The records below must be duplicated exactly, character for character.

===== Task inputs =====

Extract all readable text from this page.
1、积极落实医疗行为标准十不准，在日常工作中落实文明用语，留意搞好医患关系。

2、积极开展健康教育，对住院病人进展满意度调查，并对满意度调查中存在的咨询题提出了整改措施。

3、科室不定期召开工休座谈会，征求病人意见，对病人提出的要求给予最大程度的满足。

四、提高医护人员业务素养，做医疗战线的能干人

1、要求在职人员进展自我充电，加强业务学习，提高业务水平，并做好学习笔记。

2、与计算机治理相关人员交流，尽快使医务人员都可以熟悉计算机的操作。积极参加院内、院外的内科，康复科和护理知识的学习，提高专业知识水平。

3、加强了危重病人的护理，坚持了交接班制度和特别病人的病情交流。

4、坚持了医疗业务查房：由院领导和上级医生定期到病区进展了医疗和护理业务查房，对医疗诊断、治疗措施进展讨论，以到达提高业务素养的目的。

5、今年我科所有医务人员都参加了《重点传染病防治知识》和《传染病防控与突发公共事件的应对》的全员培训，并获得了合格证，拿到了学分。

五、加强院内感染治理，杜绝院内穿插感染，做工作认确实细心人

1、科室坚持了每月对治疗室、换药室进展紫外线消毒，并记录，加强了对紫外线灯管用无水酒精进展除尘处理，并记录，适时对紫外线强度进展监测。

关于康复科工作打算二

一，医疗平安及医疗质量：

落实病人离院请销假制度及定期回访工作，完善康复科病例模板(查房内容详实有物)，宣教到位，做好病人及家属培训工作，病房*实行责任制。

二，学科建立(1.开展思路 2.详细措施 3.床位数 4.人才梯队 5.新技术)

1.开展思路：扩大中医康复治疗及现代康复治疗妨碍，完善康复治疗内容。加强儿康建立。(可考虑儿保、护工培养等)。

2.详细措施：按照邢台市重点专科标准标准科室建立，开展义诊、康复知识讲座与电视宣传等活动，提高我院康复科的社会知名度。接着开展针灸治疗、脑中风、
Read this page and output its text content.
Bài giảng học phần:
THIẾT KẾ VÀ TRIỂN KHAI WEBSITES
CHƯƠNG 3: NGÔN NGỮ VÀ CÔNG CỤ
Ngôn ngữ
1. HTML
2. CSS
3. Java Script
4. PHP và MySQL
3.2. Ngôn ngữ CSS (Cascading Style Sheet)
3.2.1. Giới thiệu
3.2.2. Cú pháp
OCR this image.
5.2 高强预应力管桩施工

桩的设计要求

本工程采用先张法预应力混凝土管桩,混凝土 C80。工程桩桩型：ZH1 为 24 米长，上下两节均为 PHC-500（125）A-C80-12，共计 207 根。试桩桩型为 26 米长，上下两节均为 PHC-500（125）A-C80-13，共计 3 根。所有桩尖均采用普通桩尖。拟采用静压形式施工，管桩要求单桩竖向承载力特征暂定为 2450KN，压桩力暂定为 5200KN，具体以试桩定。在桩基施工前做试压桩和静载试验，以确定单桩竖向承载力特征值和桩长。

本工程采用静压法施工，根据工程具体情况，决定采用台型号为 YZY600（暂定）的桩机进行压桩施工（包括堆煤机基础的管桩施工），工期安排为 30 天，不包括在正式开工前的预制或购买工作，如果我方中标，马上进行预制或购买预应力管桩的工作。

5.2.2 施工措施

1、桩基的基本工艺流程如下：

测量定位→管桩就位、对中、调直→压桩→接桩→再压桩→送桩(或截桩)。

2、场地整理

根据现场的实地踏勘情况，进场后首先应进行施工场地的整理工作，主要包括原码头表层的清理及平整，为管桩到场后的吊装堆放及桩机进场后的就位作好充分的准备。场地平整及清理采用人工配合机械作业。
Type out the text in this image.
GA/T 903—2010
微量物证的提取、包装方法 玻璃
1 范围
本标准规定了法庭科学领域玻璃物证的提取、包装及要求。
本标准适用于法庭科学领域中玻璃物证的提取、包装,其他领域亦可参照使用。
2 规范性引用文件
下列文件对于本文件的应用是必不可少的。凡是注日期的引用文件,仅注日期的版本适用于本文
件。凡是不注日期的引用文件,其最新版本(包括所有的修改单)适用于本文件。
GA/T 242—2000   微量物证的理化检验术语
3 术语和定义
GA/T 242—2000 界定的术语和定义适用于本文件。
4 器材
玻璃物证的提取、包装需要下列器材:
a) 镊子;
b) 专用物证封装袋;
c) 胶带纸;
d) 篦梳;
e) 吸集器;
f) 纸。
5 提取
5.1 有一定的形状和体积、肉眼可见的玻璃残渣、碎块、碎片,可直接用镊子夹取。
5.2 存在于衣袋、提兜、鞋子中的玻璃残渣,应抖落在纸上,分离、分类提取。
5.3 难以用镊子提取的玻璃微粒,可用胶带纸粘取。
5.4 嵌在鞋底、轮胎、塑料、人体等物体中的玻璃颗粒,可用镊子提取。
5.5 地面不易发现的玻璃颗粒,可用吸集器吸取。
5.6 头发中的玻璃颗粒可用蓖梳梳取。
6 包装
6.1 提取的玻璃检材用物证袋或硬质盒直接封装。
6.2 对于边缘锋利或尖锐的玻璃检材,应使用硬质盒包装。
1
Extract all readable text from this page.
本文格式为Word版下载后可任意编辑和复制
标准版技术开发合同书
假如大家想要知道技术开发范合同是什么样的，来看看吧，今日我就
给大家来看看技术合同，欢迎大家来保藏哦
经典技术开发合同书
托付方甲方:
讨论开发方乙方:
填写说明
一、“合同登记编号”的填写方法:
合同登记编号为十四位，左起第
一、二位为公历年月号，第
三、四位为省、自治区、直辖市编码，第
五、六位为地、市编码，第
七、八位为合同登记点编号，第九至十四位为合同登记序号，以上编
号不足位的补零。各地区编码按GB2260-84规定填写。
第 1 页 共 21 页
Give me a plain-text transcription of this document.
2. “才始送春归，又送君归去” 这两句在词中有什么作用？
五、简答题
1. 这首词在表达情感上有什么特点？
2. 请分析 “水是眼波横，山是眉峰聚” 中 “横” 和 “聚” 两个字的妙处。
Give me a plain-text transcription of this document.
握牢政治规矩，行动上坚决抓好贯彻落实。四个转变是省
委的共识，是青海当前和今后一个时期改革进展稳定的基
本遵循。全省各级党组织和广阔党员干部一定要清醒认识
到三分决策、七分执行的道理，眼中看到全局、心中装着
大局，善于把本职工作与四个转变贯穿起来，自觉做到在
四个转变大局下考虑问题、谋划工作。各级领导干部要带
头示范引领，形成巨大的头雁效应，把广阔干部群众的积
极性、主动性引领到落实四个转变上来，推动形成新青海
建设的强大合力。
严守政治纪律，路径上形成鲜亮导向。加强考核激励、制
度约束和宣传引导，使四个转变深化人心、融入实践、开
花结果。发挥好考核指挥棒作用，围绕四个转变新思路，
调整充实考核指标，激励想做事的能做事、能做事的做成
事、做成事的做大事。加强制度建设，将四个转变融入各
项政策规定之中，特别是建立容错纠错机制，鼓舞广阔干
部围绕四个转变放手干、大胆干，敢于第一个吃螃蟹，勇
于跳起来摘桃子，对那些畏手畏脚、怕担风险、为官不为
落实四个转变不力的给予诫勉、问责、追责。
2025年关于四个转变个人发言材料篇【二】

=====

Result for this task
Extract all readable text from this page.
1、积极落实医疗行为标准十不准，在日常工作中落实文明用语，留意搞好医患关系。

2、积极开展健康教育，对住院病人进展满意度调查，并对满意度调查中存在的咨询题提出了整改措施。

3、科室不定期召开工休座谈会，征求病人意见，对病人提出的要求给予最大程度的满足。

四、提高医护人员业务素养，做医疗战线的能干人

1、要求在职人员进展自我充电，加强业务学习，提高业务水平，并做好学习笔记。

2、与计算机治理相关人员交流，尽快使医务人员都可以熟悉计算机的操作。积极参加院内、院外的内科，康复科和护理知识的学习，提高专业知识水平。

3、加强了危重病人的护理，坚持了交接班制度和特别病人的病情交流。

4、坚持了医疗业务查房：由院领导和上级医生定期到病区进展了医疗和护理业务查房，对医疗诊断、治疗措施进展讨论，以到达提高业务素养的目的。

5、今年我科所有医务人员都参加了《重点传染病防治知识》和《传染病防控与突发公共事件的应对》的全员培训，并获得了合格证，拿到了学分。

五、加强院内感染治理，杜绝院内穿插感染，做工作认确实细心人

1、科室坚持了每月对治疗室、换药室进展紫外线消毒，并记录，加强了对紫外线灯管用无水酒精进展除尘处理，并记录，适时对紫外线强度进展监测。

关于康复科工作打算二

一，医疗平安及医疗质量：

落实病人离院请销假制度及定期回访工作，完善康复科病例模板(查房内容详实有物)，宣教到位，做好病人及家属培训工作，病房*实行责任制。

二，学科建立(1.开展思路 2.详细措施 3.床位数 4.人才梯队 5.新技术)

1.开展思路：扩大中医康复治疗及现代康复治疗妨碍，完善康复治疗内容。加强儿康建立。(可考虑儿保、护工培养等)。

2.详细措施：按照邢台市重点专科标准标准科室建立，开展义诊、康复知识讲座与电视宣传等活动，提高我院康复科的社会知名度。接着开展针灸治疗、脑中风、
Read this page and output its text content.
Bài giảng học phần:
THIẾT KẾ VÀ TRIỂN KHAI WEBSITES
CHƯƠNG 3: NGÔN NGỮ VÀ CÔNG CỤ
Ngôn ngữ
1. HTML
2. CSS
3. Java Script
4. PHP và MySQL
3.2. Ngôn ngữ CSS (Cascading Style Sheet)
3.2.1. Giới thiệu
3.2.2. Cú pháp
OCR this image.
5.2 高强预应力管桩施工

桩的设计要求

本工程采用先张法预应力混凝土管桩,混凝土 C80。工程桩桩型：ZH1 为 24 米长，上下两节均为 PHC-500（125）A-C80-12，共计 207 根。试桩桩型为 26 米长，上下两节均为 PHC-500（125）A-C80-13，共计 3 根。所有桩尖均采用普通桩尖。拟采用静压形式施工，管桩要求单桩竖向承载力特征暂定为 2450KN，压桩力暂定为 5200KN，具体以试桩定。在桩基施工前做试压桩和静载试验，以确定单桩竖向承载力特征值和桩长。

本工程采用静压法施工，根据工程具体情况，决定采用台型号为 YZY600（暂定）的桩机进行压桩施工（包括堆煤机基础的管桩施工），工期安排为 30 天，不包括在正式开工前的预制或购买工作，如果我方中标，马上进行预制或购买预应力管桩的工作。

5.2.2 施工措施

1、桩基的基本工艺流程如下：

测量定位→管桩就位、对中、调直→压桩→接桩→再压桩→送桩(或截桩)。

2、场地整理

根据现场的实地踏勘情况，进场后首先应进行施工场地的整理工作，主要包括原码头表层的清理及平整，为管桩到场后的吊装堆放及桩机进场后的就位作好充分的准备。场地平整及清理采用人工配合机械作业。
Type out the text in this image.
GA/T 903—2010
微量物证的提取、包装方法 玻璃
1 范围
本标准规定了法庭科学领域玻璃物证的提取、包装及要求。
本标准适用于法庭科学领域中玻璃物证的提取、包装,其他领域亦可参照使用。
2 规范性引用文件
下列文件对于本文件的应用是必不可少的。凡是注日期的引用文件,仅注日期的版本适用于本文
件。凡是不注日期的引用文件,其最新版本(包括所有的修改单)适用于本文件。
GA/T 242—2000   微量物证的理化检验术语
3 术语和定义
GA/T 242—2000 界定的术语和定义适用于本文件。
4 器材
玻璃物证的提取、包装需要下列器材:
a) 镊子;
b) 专用物证封装袋;
c) 胶带纸;
d) 篦梳;
e) 吸集器;
f) 纸。
5 提取
5.1 有一定的形状和体积、肉眼可见的玻璃残渣、碎块、碎片,可直接用镊子夹取。
5.2 存在于衣袋、提兜、鞋子中的玻璃残渣,应抖落在纸上,分离、分类提取。
5.3 难以用镊子提取的玻璃微粒,可用胶带纸粘取。
5.4 嵌在鞋底、轮胎、塑料、人体等物体中的玻璃颗粒,可用镊子提取。
5.5 地面不易发现的玻璃颗粒,可用吸集器吸取。
5.6 头发中的玻璃颗粒可用蓖梳梳取。
6 包装
6.1 提取的玻璃检材用物证袋或硬质盒直接封装。
6.2 对于边缘锋利或尖锐的玻璃检材,应使用硬质盒包装。
1
Extract all readable text from this page.
本文格式为Word版下载后可任意编辑和复制
标准版技术开发合同书
假如大家想要知道技术开发范合同是什么样的，来看看吧，今日我就
给大家来看看技术合同，欢迎大家来保藏哦
经典技术开发合同书
托付方甲方:
讨论开发方乙方:
填写说明
一、“合同登记编号”的填写方法:
合同登记编号为十四位，左起第
一、二位为公历年月号，第
三、四位为省、自治区、直辖市编码，第
五、六位为地、市编码，第
七、八位为合同登记点编号，第九至十四位为合同登记序号，以上编
号不足位的补零。各地区编码按GB2260-84规定填写。
第 1 页 共 21 页
Give me a plain-text transcription of this document.
2. “才始送春归，又送君归去” 这两句在词中有什么作用？
五、简答题
1. 这首词在表达情感上有什么特点？
2. 请分析 “水是眼波横，山是眉峰聚” 中 “横” 和 “聚” 两个字的妙处。
Give me a plain-text transcription of this document.
握牢政治规矩，行动上坚决抓好贯彻落实。四个转变是省
委的共识，是青海当前和今后一个时期改革进展稳定的基
本遵循。全省各级党组织和广阔党员干部一定要清醒认识
到三分决策、七分执行的道理，眼中看到全局、心中装着
大局，善于把本职工作与四个转变贯穿起来，自觉做到在
四个转变大局下考虑问题、谋划工作。各级领导干部要带
头示范引领，形成巨大的头雁效应，把广阔干部群众的积
极性、主动性引领到落实四个转变上来，推动形成新青海
建设的强大合力。
严守政治纪律，路径上形成鲜亮导向。加强考核激励、制
度约束和宣传引导，使四个转变深化人心、融入实践、开
花结果。发挥好考核指挥棒作用，围绕四个转变新思路，
调整充实考核指标，激励想做事的能做事、能做事的做成
事、做成事的做大事。加强制度建设，将四个转变融入各
项政策规定之中，特别是建立容错纠错机制，鼓舞广阔干
部围绕四个转变放手干、大胆干，敢于第一个吃螃蟹，勇
于跳起来摘桃子，对那些畏手畏脚、怕担风险、为官不为
落实四个转变不力的给予诫勉、问责、追责。
2025年关于四个转变个人发言材料篇【二】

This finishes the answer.